- What you should do -
Take each line containing the word "caption" and copy it.

·····

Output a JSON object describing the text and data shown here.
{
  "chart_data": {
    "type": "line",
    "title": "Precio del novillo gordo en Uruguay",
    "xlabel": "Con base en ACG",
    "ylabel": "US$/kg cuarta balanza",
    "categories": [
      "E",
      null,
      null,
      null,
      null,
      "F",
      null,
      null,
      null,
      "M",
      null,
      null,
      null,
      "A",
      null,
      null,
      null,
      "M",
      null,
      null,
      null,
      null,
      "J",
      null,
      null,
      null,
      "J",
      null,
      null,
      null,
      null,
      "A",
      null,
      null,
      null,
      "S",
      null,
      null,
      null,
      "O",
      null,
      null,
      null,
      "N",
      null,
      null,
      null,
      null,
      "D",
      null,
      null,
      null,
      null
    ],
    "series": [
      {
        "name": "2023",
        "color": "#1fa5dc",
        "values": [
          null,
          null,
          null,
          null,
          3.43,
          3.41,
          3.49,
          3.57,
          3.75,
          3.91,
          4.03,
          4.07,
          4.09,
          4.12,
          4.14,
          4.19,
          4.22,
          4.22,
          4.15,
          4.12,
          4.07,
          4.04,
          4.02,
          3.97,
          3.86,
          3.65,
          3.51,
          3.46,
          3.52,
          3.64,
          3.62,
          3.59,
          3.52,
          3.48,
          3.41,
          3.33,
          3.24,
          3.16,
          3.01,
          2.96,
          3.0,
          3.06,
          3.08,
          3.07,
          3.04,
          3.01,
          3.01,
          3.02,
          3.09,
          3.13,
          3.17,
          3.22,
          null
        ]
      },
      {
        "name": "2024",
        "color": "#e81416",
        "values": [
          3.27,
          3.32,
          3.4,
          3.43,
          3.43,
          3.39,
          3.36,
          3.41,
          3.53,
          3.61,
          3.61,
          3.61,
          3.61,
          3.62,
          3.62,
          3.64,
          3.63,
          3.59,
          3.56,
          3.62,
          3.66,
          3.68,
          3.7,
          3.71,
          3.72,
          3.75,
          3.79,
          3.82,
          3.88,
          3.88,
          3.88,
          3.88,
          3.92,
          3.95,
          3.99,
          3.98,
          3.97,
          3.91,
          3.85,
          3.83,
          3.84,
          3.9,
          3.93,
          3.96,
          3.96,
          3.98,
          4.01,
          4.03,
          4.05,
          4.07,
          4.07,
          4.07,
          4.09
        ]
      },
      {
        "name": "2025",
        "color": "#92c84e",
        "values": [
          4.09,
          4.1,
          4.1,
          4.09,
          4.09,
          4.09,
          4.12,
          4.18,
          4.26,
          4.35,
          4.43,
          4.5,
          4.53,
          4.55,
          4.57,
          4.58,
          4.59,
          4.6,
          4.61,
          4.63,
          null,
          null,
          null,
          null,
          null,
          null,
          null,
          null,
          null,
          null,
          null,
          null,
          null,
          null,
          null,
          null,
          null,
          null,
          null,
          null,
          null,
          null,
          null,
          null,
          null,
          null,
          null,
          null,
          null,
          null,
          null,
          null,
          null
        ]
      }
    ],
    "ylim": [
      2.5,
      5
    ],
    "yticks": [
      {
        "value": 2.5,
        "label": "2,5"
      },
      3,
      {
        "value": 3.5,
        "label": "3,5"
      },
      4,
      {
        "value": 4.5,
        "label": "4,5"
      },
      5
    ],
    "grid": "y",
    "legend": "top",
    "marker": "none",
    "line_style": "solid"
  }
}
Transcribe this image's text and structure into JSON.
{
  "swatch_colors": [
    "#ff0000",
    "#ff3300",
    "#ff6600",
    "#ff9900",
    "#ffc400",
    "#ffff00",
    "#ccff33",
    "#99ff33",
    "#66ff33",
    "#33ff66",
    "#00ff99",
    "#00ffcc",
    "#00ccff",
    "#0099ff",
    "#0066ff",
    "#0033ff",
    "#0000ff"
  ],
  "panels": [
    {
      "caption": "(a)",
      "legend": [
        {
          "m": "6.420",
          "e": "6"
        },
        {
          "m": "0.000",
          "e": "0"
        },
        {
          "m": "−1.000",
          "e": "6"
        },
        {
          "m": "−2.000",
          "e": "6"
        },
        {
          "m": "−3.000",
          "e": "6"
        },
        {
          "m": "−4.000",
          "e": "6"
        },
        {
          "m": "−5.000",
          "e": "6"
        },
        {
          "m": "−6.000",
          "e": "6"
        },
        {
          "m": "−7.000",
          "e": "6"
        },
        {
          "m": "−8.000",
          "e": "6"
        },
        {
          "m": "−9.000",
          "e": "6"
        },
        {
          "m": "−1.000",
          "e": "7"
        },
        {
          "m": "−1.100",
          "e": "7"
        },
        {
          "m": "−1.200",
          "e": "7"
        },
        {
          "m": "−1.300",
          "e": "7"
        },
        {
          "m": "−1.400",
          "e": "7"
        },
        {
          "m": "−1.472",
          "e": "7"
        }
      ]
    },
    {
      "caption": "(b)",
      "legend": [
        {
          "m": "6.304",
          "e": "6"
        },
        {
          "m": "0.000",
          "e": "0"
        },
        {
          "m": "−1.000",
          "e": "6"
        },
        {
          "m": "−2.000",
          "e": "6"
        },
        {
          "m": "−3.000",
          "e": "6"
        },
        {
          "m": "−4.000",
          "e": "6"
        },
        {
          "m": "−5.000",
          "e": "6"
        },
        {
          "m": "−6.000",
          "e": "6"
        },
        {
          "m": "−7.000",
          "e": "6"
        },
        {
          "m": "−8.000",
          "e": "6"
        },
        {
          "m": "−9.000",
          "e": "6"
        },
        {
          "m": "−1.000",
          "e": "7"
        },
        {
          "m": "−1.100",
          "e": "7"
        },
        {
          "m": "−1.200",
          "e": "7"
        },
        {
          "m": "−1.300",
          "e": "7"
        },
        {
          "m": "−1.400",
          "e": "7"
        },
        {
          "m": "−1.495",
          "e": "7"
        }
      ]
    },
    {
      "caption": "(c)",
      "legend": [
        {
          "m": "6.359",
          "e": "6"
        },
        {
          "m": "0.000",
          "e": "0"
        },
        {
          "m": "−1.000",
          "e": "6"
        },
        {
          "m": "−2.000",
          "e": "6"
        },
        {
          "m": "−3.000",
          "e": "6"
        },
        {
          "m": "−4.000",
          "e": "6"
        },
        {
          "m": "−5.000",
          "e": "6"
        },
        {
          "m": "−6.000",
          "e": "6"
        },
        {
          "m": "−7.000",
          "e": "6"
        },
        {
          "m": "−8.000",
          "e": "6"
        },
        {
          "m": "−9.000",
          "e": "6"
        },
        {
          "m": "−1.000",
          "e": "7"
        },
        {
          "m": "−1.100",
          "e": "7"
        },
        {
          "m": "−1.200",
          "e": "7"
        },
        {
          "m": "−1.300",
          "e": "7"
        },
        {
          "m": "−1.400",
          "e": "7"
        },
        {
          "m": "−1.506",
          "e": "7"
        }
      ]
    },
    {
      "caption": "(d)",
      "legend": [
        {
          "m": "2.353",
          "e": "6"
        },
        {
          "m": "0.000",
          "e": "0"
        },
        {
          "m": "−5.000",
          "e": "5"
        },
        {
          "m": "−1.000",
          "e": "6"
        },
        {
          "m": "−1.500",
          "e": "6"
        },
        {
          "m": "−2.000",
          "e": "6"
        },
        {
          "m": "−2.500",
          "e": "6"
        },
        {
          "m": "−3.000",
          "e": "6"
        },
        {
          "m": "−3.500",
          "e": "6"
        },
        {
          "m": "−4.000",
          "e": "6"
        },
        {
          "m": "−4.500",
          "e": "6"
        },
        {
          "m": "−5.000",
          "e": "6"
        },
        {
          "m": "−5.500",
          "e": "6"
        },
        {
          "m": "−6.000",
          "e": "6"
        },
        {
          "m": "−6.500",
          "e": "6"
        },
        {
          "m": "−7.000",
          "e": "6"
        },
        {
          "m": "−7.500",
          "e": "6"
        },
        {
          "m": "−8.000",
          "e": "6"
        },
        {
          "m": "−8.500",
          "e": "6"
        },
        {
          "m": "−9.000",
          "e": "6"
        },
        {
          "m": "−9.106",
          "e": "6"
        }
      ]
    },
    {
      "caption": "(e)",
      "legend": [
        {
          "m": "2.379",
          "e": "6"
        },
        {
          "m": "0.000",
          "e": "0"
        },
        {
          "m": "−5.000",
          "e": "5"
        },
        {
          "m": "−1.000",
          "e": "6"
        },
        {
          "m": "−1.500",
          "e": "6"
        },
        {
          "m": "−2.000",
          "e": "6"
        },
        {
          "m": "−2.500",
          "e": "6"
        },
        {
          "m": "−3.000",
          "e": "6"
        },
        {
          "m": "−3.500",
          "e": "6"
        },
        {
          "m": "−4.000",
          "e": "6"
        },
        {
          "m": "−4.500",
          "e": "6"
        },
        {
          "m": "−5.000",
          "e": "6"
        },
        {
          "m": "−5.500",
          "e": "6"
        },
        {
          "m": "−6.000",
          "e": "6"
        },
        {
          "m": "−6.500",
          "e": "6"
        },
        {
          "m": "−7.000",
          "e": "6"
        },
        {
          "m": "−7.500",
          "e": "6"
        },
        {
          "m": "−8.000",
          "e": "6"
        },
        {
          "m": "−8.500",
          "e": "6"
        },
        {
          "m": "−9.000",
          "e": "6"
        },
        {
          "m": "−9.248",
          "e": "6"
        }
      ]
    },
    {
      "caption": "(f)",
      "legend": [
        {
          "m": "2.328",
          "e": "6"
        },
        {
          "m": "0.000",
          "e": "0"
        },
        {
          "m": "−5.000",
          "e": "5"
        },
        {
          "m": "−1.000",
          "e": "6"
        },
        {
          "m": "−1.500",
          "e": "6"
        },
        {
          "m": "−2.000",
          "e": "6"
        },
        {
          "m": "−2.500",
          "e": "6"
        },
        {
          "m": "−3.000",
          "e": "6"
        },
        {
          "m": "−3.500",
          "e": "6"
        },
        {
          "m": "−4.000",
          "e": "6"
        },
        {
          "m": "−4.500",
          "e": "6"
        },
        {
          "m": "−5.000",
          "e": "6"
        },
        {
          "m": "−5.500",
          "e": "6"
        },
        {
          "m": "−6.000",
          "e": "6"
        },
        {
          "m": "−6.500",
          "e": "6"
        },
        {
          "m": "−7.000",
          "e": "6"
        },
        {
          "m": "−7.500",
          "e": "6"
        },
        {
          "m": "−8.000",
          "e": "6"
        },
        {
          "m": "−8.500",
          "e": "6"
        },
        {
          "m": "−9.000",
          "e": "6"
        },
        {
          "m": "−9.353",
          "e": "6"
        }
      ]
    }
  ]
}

·····

- Task output -
      "caption": "(a)",
      "caption": "(b)",
      "caption": "(c)",
      "caption": "(d)",
      "caption": "(e)",
      "caption": "(f)",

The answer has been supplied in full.